- WORK TO BE COMPLETED
Copy out all lines with the word "replib" in them.

- Figure contents as structured data
------------------------------------------------------------------------

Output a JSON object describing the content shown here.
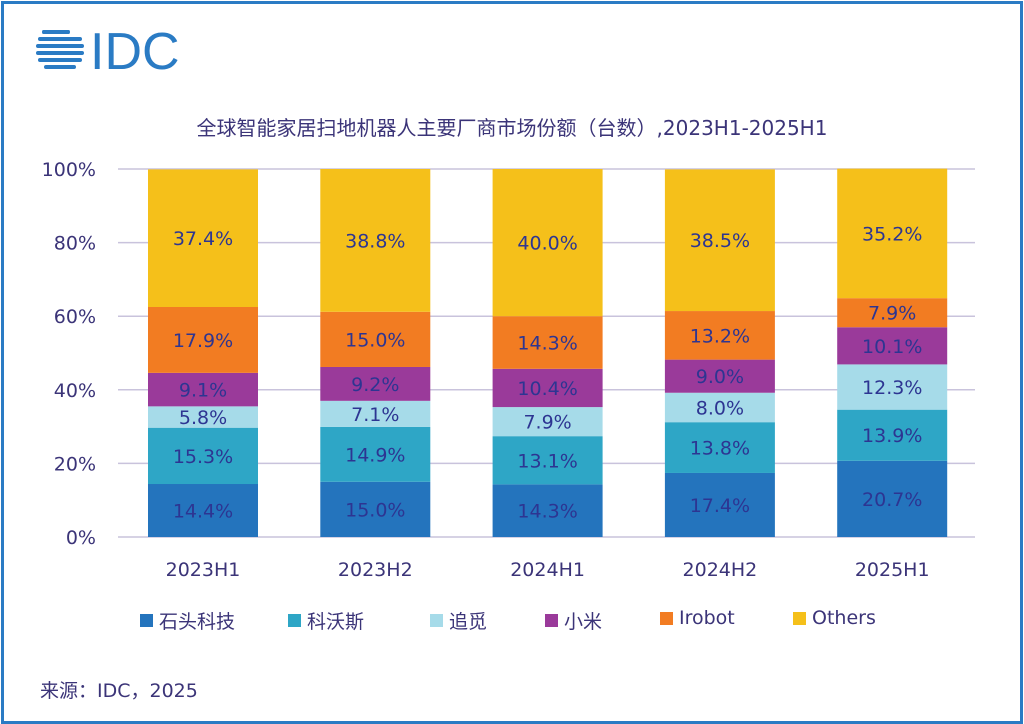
{
  "logo_text": "IDC",
  "source": "来源：IDC，2025",
  "chart_data": {
    "type": "bar",
    "stacked": true,
    "title": "全球智能家居扫地机器人主要厂商市场份额（台数）,2023H1-2025H1",
    "xlabel": "",
    "ylabel": "",
    "ylim": [
      0,
      100
    ],
    "yticks": [
      "0%",
      "20%",
      "40%",
      "60%",
      "80%",
      "100%"
    ],
    "grid": true,
    "legend_position": "bottom",
    "categories": [
      "2023H1",
      "2023H2",
      "2024H1",
      "2024H2",
      "2025H1"
    ],
    "series": [
      {
        "name": "石头科技",
        "color": "#2474bd",
        "values": [
          14.4,
          15.0,
          14.3,
          17.4,
          20.7
        ]
      },
      {
        "name": "科沃斯",
        "color": "#2ea6c6",
        "values": [
          15.3,
          14.9,
          13.1,
          13.8,
          13.9
        ]
      },
      {
        "name": "追觅",
        "color": "#a6dbe9",
        "values": [
          5.8,
          7.1,
          7.9,
          8.0,
          12.3
        ]
      },
      {
        "name": "小米",
        "color": "#9a3a9a",
        "values": [
          9.1,
          9.2,
          10.4,
          9.0,
          10.1
        ]
      },
      {
        "name": "Irobot",
        "color": "#f27c22",
        "values": [
          17.9,
          15.0,
          14.3,
          13.2,
          7.9
        ]
      },
      {
        "name": "Others",
        "color": "#f5c01a",
        "values": [
          37.4,
          38.8,
          40.0,
          38.5,
          35.2
        ]
      }
    ],
    "label_color": "#2d3592"
  }
}
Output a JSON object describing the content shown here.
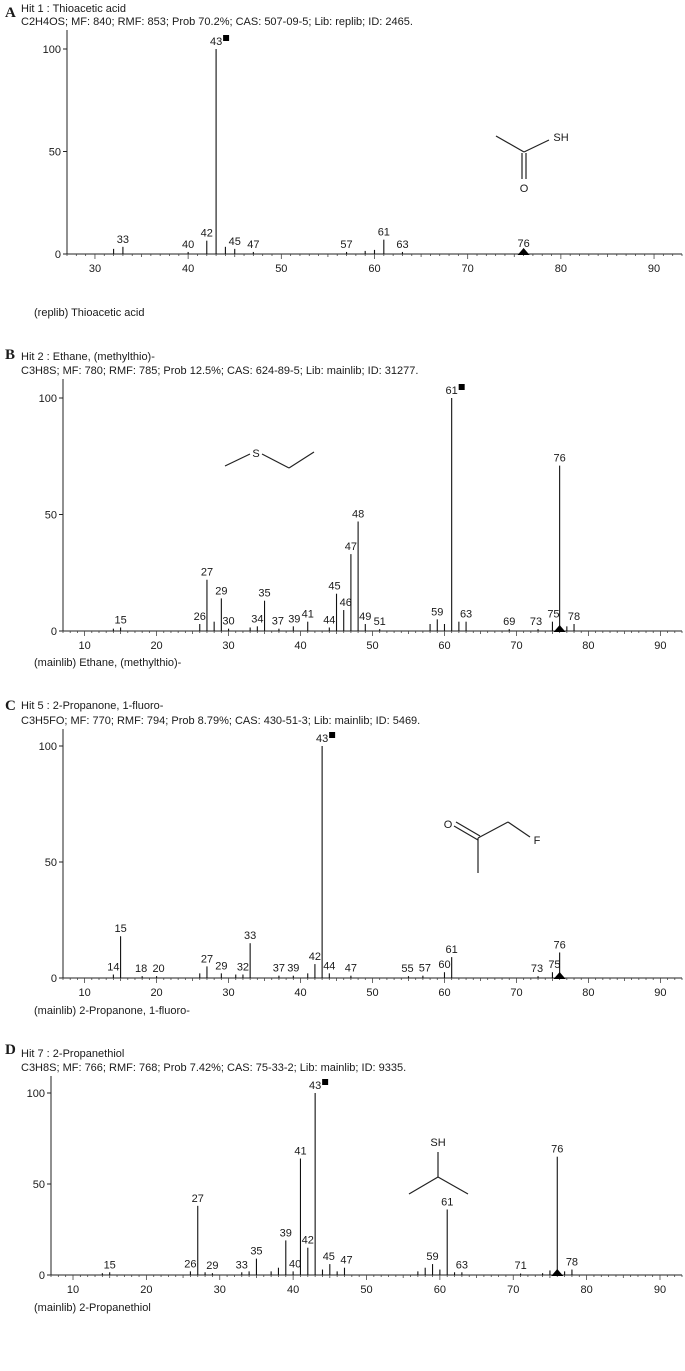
{
  "chart_data": [
    {
      "type": "bar",
      "panel": "A",
      "title": "Hit 1 : Thioacetic acid",
      "subtitle": "C2H4OS; MF: 840; RMF: 853; Prob 70.2%; CAS: 507-09-5; Lib: replib; ID: 2465.",
      "footer": "(replib) Thioacetic acid",
      "xlim": [
        27,
        93
      ],
      "ylim": [
        0,
        105
      ],
      "xticks": [
        30,
        40,
        50,
        60,
        70,
        80,
        90
      ],
      "yticks": [
        0,
        50,
        100
      ],
      "base_peak": 43,
      "molecular_ion": 76,
      "peaks": [
        {
          "mz": 32,
          "i": 2.5
        },
        {
          "mz": 33,
          "i": 3.5,
          "label": "33"
        },
        {
          "mz": 40,
          "i": 1.0,
          "label": "40"
        },
        {
          "mz": 42,
          "i": 6.5,
          "label": "42"
        },
        {
          "mz": 43,
          "i": 100,
          "label": "43"
        },
        {
          "mz": 44,
          "i": 3.5
        },
        {
          "mz": 45,
          "i": 2.5,
          "label": "45"
        },
        {
          "mz": 47,
          "i": 1.0,
          "label": "47"
        },
        {
          "mz": 57,
          "i": 1.0,
          "label": "57"
        },
        {
          "mz": 59,
          "i": 1.5
        },
        {
          "mz": 60,
          "i": 2.0
        },
        {
          "mz": 61,
          "i": 7.0,
          "label": "61"
        },
        {
          "mz": 63,
          "i": 1.0,
          "label": "63"
        },
        {
          "mz": 76,
          "i": 1.5,
          "label": "76"
        }
      ],
      "structure": {
        "kind": "thioacetic",
        "atoms": [
          {
            "label": "SH"
          },
          {
            "label": "O"
          }
        ]
      }
    },
    {
      "type": "bar",
      "panel": "B",
      "title": "Hit 2 : Ethane, (methylthio)-",
      "subtitle": "C3H8S; MF: 780; RMF: 785; Prob 12.5%; CAS: 624-89-5; Lib: mainlib; ID: 31277.",
      "footer": "(mainlib) Ethane, (methylthio)-",
      "xlim": [
        7,
        93
      ],
      "ylim": [
        0,
        105
      ],
      "xticks": [
        10,
        20,
        30,
        40,
        50,
        60,
        70,
        80,
        90
      ],
      "yticks": [
        0,
        50,
        100
      ],
      "base_peak": 61,
      "molecular_ion": 76,
      "peaks": [
        {
          "mz": 14,
          "i": 1.0
        },
        {
          "mz": 15,
          "i": 1.5,
          "label": "15"
        },
        {
          "mz": 26,
          "i": 3.0,
          "label": "26"
        },
        {
          "mz": 27,
          "i": 22,
          "label": "27"
        },
        {
          "mz": 28,
          "i": 4.0
        },
        {
          "mz": 29,
          "i": 14,
          "label": "29"
        },
        {
          "mz": 30,
          "i": 1.0,
          "label": "30"
        },
        {
          "mz": 33,
          "i": 1.5
        },
        {
          "mz": 34,
          "i": 2.0,
          "label": "34"
        },
        {
          "mz": 35,
          "i": 13,
          "label": "35"
        },
        {
          "mz": 37,
          "i": 1.0,
          "label": "37"
        },
        {
          "mz": 39,
          "i": 2.0,
          "label": "39"
        },
        {
          "mz": 41,
          "i": 4.0,
          "label": "41"
        },
        {
          "mz": 44,
          "i": 1.5,
          "label": "44"
        },
        {
          "mz": 45,
          "i": 16,
          "label": "45"
        },
        {
          "mz": 46,
          "i": 9,
          "label": "46"
        },
        {
          "mz": 47,
          "i": 33,
          "label": "47"
        },
        {
          "mz": 48,
          "i": 47,
          "label": "48"
        },
        {
          "mz": 49,
          "i": 3.0,
          "label": "49"
        },
        {
          "mz": 51,
          "i": 0.8,
          "label": "51"
        },
        {
          "mz": 58,
          "i": 3.0
        },
        {
          "mz": 59,
          "i": 5.0,
          "label": "59"
        },
        {
          "mz": 60,
          "i": 3.0
        },
        {
          "mz": 61,
          "i": 100,
          "label": "61"
        },
        {
          "mz": 62,
          "i": 4.0
        },
        {
          "mz": 63,
          "i": 4.0,
          "label": "63"
        },
        {
          "mz": 69,
          "i": 0.8,
          "label": "69"
        },
        {
          "mz": 73,
          "i": 0.8,
          "label": "73"
        },
        {
          "mz": 75,
          "i": 4.0,
          "label": "75"
        },
        {
          "mz": 76,
          "i": 71,
          "label": "76"
        },
        {
          "mz": 77,
          "i": 2.0
        },
        {
          "mz": 78,
          "i": 3.0,
          "label": "78"
        }
      ],
      "structure": {
        "kind": "methylthioethane",
        "atoms": [
          {
            "label": "S"
          }
        ]
      }
    },
    {
      "type": "bar",
      "panel": "C",
      "title": "Hit 5 : 2-Propanone, 1-fluoro-",
      "subtitle": "C3H5FO; MF: 770; RMF: 794; Prob 8.79%; CAS: 430-51-3; Lib: mainlib; ID: 5469.",
      "footer": "(mainlib) 2-Propanone, 1-fluoro-",
      "xlim": [
        7,
        93
      ],
      "ylim": [
        0,
        105
      ],
      "xticks": [
        10,
        20,
        30,
        40,
        50,
        60,
        70,
        80,
        90
      ],
      "yticks": [
        0,
        50,
        100
      ],
      "base_peak": 43,
      "molecular_ion": 76,
      "peaks": [
        {
          "mz": 14,
          "i": 1.5,
          "label": "14"
        },
        {
          "mz": 15,
          "i": 18,
          "label": "15"
        },
        {
          "mz": 18,
          "i": 0.8,
          "label": "18"
        },
        {
          "mz": 20,
          "i": 0.8,
          "label": "20"
        },
        {
          "mz": 26,
          "i": 2.0
        },
        {
          "mz": 27,
          "i": 5.0,
          "label": "27"
        },
        {
          "mz": 29,
          "i": 2.0,
          "label": "29"
        },
        {
          "mz": 31,
          "i": 1.5
        },
        {
          "mz": 32,
          "i": 1.5,
          "label": "32"
        },
        {
          "mz": 33,
          "i": 15,
          "label": "33"
        },
        {
          "mz": 37,
          "i": 1.0,
          "label": "37"
        },
        {
          "mz": 39,
          "i": 1.0,
          "label": "39"
        },
        {
          "mz": 41,
          "i": 2.0
        },
        {
          "mz": 42,
          "i": 6.0,
          "label": "42"
        },
        {
          "mz": 43,
          "i": 100,
          "label": "43"
        },
        {
          "mz": 44,
          "i": 2.0,
          "label": "44"
        },
        {
          "mz": 47,
          "i": 1.0,
          "label": "47"
        },
        {
          "mz": 55,
          "i": 0.8,
          "label": "55"
        },
        {
          "mz": 57,
          "i": 1.0,
          "label": "57"
        },
        {
          "mz": 60,
          "i": 2.5,
          "label": "60"
        },
        {
          "mz": 61,
          "i": 9,
          "label": "61"
        },
        {
          "mz": 73,
          "i": 0.8,
          "label": "73"
        },
        {
          "mz": 75,
          "i": 2.5,
          "label": "75"
        },
        {
          "mz": 76,
          "i": 11,
          "label": "76"
        }
      ],
      "structure": {
        "kind": "fluoroacetone",
        "atoms": [
          {
            "label": "O"
          },
          {
            "label": "F"
          }
        ]
      }
    },
    {
      "type": "bar",
      "panel": "D",
      "title": "Hit 7 : 2-Propanethiol",
      "subtitle": "C3H8S; MF: 766; RMF: 768; Prob 7.42%; CAS: 75-33-2; Lib: mainlib; ID: 9335.",
      "footer": "(mainlib) 2-Propanethiol",
      "xlim": [
        7,
        93
      ],
      "ylim": [
        0,
        105
      ],
      "xticks": [
        10,
        20,
        30,
        40,
        50,
        60,
        70,
        80,
        90
      ],
      "yticks": [
        0,
        50,
        100
      ],
      "base_peak": 43,
      "molecular_ion": 76,
      "peaks": [
        {
          "mz": 14,
          "i": 1.0
        },
        {
          "mz": 15,
          "i": 1.5,
          "label": "15"
        },
        {
          "mz": 26,
          "i": 2.0,
          "label": "26"
        },
        {
          "mz": 27,
          "i": 38,
          "label": "27"
        },
        {
          "mz": 28,
          "i": 1.5
        },
        {
          "mz": 29,
          "i": 1.0,
          "label": "29"
        },
        {
          "mz": 33,
          "i": 1.5,
          "label": "33"
        },
        {
          "mz": 34,
          "i": 2.0
        },
        {
          "mz": 35,
          "i": 9,
          "label": "35"
        },
        {
          "mz": 37,
          "i": 2.0
        },
        {
          "mz": 38,
          "i": 4.0
        },
        {
          "mz": 39,
          "i": 19,
          "label": "39"
        },
        {
          "mz": 40,
          "i": 2.0,
          "label": "40"
        },
        {
          "mz": 41,
          "i": 64,
          "label": "41"
        },
        {
          "mz": 42,
          "i": 15,
          "label": "42"
        },
        {
          "mz": 43,
          "i": 100,
          "label": "43"
        },
        {
          "mz": 44,
          "i": 3.0
        },
        {
          "mz": 45,
          "i": 6.0,
          "label": "45"
        },
        {
          "mz": 46,
          "i": 2.0
        },
        {
          "mz": 47,
          "i": 4.0,
          "label": "47"
        },
        {
          "mz": 57,
          "i": 2.0
        },
        {
          "mz": 58,
          "i": 4.0
        },
        {
          "mz": 59,
          "i": 6.0,
          "label": "59"
        },
        {
          "mz": 60,
          "i": 3.0
        },
        {
          "mz": 61,
          "i": 36,
          "label": "61"
        },
        {
          "mz": 62,
          "i": 1.5
        },
        {
          "mz": 63,
          "i": 1.5,
          "label": "63"
        },
        {
          "mz": 71,
          "i": 0.8,
          "label": "71"
        },
        {
          "mz": 74,
          "i": 1.0
        },
        {
          "mz": 75,
          "i": 2.5
        },
        {
          "mz": 76,
          "i": 65,
          "label": "76"
        },
        {
          "mz": 77,
          "i": 2.0
        },
        {
          "mz": 78,
          "i": 3.0,
          "label": "78"
        }
      ],
      "structure": {
        "kind": "propanethiol",
        "atoms": [
          {
            "label": "SH"
          }
        ]
      }
    }
  ]
}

------------------------------------------------------------------------

- RESULT OF THIS EXERCISE
      "subtitle": "C2H4OS; MF: 840; RMF: 853; Prob 70.2%; CAS: 507-09-5; Lib: replib; ID: 2465.",
      "footer": "(replib) Thioacetic acid",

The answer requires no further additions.